Problem statement: Count lines with the string "Dewpoint" in them. State the number alone.

==== Recorded information ====

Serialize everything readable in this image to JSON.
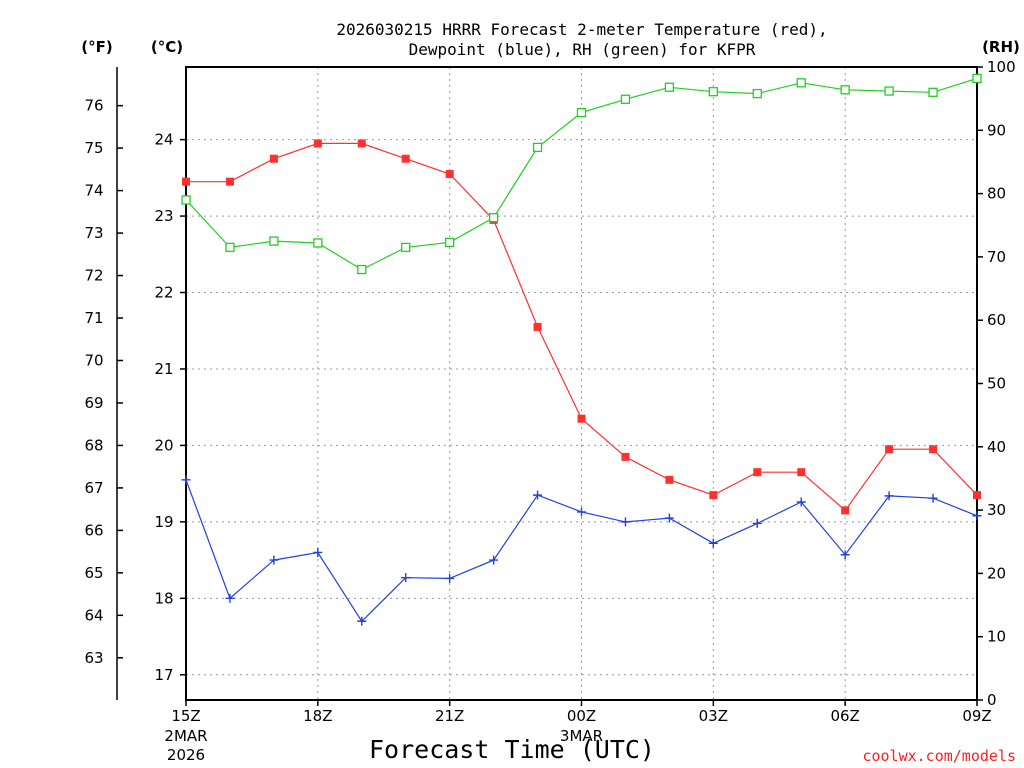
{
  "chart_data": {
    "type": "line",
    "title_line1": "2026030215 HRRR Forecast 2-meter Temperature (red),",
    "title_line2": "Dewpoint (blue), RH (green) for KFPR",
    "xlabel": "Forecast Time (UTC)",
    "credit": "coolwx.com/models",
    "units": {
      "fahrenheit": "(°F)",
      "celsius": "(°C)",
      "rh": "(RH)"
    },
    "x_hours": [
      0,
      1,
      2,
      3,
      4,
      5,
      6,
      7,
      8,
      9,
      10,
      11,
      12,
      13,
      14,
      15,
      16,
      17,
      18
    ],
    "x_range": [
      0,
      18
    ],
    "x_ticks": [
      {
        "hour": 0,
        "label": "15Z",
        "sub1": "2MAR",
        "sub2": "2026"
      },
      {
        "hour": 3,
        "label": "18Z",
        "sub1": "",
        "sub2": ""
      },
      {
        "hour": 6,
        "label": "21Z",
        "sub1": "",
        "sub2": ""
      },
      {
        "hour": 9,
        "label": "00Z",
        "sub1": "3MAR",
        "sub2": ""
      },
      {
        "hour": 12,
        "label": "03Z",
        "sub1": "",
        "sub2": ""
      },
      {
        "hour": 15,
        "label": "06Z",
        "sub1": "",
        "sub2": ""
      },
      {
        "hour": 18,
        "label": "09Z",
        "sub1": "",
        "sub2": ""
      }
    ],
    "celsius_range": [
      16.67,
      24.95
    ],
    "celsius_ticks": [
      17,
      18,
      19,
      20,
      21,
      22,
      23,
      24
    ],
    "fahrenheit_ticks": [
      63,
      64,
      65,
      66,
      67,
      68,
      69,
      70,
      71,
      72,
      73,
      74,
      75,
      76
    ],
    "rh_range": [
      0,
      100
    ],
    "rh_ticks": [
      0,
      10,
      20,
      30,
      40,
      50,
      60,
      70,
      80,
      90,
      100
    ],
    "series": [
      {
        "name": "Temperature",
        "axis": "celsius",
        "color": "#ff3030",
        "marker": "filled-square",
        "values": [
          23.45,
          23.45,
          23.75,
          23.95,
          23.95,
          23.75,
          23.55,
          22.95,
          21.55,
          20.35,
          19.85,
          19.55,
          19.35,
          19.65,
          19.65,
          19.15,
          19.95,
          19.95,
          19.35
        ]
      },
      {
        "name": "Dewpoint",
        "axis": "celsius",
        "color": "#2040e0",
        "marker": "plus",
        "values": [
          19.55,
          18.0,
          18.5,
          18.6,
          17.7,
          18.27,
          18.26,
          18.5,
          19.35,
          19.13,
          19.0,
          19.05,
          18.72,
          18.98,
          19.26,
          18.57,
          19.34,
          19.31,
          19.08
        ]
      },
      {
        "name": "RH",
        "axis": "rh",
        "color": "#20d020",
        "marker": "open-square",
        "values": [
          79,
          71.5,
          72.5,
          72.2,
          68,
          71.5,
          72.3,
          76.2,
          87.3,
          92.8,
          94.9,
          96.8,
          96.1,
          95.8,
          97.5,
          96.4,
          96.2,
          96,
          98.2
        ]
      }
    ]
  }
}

====
==== Recorded information ====

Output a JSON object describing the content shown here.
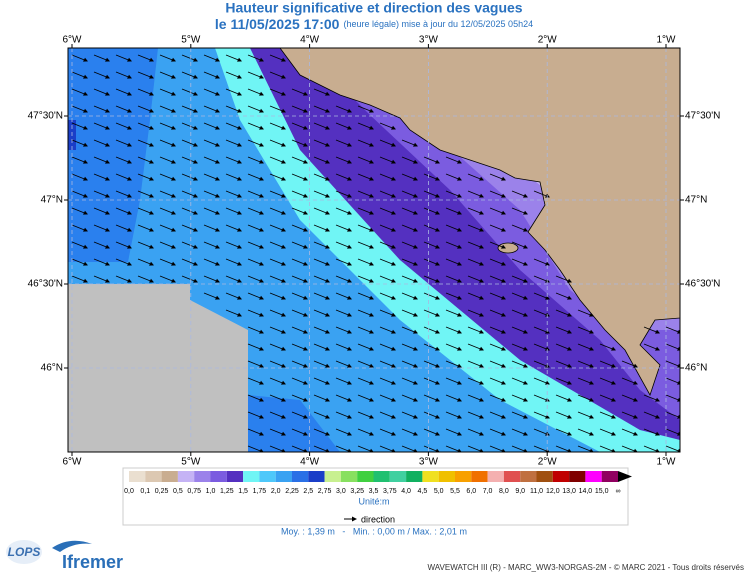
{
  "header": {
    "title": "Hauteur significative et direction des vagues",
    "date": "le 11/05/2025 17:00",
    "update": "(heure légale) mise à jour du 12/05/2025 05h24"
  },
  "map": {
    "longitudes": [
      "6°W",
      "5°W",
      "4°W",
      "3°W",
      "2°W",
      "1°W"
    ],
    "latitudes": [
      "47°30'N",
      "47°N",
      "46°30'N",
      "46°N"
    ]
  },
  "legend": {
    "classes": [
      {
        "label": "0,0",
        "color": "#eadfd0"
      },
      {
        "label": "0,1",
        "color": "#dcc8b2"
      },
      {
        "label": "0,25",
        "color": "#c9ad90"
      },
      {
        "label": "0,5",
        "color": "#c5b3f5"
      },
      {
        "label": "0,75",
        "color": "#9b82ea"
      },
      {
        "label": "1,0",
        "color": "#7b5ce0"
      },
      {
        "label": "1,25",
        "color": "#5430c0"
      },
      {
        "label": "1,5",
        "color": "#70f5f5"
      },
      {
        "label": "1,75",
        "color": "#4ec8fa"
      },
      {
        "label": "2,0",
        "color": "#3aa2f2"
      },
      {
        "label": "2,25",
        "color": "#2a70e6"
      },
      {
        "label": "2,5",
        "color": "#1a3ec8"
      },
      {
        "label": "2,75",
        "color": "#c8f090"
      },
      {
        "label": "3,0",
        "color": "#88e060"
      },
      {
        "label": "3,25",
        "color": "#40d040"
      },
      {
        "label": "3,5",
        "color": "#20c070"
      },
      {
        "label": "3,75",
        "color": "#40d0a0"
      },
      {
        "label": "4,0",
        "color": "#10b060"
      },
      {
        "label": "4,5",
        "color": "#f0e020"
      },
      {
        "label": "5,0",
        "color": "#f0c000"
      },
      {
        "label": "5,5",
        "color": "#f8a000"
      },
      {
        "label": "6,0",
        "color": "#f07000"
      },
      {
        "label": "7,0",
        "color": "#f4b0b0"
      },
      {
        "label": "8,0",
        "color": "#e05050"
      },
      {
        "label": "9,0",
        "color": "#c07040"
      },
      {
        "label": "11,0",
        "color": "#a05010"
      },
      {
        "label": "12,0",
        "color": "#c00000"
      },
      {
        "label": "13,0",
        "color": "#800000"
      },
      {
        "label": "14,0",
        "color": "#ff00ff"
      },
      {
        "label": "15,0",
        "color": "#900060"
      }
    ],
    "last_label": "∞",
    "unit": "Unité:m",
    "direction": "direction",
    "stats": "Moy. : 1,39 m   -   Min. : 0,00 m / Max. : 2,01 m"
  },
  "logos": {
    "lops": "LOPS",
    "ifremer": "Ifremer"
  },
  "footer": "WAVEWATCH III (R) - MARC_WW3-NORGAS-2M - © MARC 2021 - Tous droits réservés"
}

====

Exercise response: 2